# Rows
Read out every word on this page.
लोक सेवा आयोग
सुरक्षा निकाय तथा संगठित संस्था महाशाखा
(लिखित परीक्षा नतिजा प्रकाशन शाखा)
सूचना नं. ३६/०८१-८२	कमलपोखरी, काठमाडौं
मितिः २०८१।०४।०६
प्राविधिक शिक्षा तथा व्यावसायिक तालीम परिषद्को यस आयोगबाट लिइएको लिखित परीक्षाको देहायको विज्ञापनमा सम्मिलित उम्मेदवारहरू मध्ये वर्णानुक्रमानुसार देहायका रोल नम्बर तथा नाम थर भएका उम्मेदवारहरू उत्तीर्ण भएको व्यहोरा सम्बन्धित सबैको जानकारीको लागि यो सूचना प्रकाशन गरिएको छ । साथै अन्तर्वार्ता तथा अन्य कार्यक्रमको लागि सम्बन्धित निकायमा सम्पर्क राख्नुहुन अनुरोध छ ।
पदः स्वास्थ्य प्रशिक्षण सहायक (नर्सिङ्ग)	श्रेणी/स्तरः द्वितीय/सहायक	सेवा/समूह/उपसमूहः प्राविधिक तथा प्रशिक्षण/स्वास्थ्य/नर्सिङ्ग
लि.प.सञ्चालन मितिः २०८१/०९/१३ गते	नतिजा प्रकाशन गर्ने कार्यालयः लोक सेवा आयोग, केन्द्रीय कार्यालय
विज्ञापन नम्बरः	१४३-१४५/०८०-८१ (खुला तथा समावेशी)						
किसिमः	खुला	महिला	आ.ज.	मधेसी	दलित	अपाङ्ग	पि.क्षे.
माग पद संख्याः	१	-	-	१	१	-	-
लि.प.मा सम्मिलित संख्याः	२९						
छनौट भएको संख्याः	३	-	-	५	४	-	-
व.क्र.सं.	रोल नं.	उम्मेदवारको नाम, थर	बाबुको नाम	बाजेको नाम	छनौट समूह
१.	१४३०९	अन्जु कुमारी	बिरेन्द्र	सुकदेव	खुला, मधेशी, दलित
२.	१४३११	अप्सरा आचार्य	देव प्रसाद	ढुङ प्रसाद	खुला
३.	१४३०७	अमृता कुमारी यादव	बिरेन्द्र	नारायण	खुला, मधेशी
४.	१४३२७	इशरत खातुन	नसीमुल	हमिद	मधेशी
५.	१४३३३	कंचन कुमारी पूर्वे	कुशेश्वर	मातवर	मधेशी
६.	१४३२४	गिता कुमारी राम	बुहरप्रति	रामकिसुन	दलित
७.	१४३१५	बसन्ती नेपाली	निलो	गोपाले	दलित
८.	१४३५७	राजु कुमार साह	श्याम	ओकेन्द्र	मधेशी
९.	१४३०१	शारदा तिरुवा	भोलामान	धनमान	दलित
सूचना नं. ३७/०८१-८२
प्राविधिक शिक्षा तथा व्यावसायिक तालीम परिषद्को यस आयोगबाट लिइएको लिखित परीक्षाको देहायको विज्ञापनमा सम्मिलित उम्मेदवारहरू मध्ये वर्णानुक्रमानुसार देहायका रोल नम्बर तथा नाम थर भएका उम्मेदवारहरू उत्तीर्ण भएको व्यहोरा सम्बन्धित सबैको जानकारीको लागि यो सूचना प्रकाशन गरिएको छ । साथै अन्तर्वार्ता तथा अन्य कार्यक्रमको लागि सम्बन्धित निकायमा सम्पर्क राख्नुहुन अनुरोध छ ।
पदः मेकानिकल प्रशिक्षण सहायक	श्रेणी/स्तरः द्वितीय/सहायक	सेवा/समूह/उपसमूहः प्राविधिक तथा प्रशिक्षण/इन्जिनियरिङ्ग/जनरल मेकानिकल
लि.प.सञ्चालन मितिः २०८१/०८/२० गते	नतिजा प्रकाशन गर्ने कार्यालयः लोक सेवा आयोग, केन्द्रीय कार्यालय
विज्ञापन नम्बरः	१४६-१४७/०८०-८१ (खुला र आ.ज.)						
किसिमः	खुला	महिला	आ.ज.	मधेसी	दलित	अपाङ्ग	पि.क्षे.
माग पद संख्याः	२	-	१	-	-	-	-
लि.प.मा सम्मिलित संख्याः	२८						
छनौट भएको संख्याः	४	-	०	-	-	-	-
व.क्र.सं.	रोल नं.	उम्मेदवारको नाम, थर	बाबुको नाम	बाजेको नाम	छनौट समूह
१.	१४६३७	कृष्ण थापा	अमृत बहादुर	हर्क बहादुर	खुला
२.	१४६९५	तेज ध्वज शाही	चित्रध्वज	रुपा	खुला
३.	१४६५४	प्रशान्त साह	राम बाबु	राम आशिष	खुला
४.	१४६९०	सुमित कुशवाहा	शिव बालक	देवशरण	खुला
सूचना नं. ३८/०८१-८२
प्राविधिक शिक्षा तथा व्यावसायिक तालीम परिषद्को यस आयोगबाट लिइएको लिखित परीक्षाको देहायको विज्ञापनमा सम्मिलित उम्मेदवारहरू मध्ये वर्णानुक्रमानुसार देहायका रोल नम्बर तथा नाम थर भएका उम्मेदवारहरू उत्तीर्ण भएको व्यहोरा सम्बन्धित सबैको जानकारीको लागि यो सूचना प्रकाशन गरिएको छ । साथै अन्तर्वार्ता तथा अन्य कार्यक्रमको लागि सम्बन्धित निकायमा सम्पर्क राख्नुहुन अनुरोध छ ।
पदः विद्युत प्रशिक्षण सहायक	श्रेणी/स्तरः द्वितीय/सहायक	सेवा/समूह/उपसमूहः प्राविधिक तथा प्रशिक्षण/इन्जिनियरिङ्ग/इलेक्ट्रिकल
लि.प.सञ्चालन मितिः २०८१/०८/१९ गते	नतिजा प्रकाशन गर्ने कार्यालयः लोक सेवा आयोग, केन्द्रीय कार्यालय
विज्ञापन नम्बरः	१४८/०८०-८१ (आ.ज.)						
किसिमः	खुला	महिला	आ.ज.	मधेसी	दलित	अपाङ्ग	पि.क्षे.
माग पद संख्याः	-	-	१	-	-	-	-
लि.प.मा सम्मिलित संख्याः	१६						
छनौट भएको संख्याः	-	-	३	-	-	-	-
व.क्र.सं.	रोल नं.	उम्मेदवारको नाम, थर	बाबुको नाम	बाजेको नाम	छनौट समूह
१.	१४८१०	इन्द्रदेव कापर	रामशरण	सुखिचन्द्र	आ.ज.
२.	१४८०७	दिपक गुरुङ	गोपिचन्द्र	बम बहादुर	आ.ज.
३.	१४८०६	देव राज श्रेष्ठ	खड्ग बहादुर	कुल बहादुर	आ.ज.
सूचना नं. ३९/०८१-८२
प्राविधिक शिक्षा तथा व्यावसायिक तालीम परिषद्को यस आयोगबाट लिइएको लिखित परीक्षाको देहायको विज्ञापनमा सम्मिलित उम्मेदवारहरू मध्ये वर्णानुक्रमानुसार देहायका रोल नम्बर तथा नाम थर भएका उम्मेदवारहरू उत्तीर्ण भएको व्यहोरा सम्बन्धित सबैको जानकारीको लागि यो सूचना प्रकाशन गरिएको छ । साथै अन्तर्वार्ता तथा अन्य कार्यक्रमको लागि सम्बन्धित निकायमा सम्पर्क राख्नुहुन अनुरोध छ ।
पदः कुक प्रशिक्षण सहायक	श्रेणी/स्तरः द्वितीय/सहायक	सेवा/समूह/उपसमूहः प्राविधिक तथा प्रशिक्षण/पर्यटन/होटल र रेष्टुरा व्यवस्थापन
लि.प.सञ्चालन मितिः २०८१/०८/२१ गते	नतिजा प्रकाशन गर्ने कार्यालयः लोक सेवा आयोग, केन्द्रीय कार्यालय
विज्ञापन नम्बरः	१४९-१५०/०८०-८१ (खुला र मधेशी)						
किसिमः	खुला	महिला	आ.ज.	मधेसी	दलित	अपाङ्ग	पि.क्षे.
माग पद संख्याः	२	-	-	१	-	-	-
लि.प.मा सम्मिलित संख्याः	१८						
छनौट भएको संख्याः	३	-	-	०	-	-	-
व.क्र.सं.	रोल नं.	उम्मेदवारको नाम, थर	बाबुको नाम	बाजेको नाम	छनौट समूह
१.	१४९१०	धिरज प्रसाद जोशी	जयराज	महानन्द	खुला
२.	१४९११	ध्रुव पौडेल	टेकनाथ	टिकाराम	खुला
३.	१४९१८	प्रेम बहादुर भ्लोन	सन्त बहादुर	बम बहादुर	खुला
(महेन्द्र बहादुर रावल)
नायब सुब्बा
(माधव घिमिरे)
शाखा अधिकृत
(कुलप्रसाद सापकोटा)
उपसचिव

# Task brief
Lines from the records above that hold "उपसम" are the ones to list.

# Final result
पदः स्वास्थ्य प्रशिक्षण सहायक (नर्सिङ्ग)	श्रेणी/स्तरः द्वितीय/सहायक	सेवा/समूह/उपसमूहः प्राविधिक तथा प्रशिक्षण/स्वास्थ्य/नर्सिङ्ग
पदः मेकानिकल प्रशिक्षण सहायक	श्रेणी/स्तरः द्वितीय/सहायक	सेवा/समूह/उपसमूहः प्राविधिक तथा प्रशिक्षण/इन्जिनियरिङ्ग/जनरल मेकानिकल
पदः विद्युत प्रशिक्षण सहायक	श्रेणी/स्तरः द्वितीय/सहायक	सेवा/समूह/उपसमूहः प्राविधिक तथा प्रशिक्षण/इन्जिनियरिङ्ग/इलेक्ट्रिकल
पदः कुक प्रशिक्षण सहायक	श्रेणी/स्तरः द्वितीय/सहायक	सेवा/समूह/उपसमूहः प्राविधिक तथा प्रशिक्षण/पर्यटन/होटल र रेष्टुरा व्यवस्थापन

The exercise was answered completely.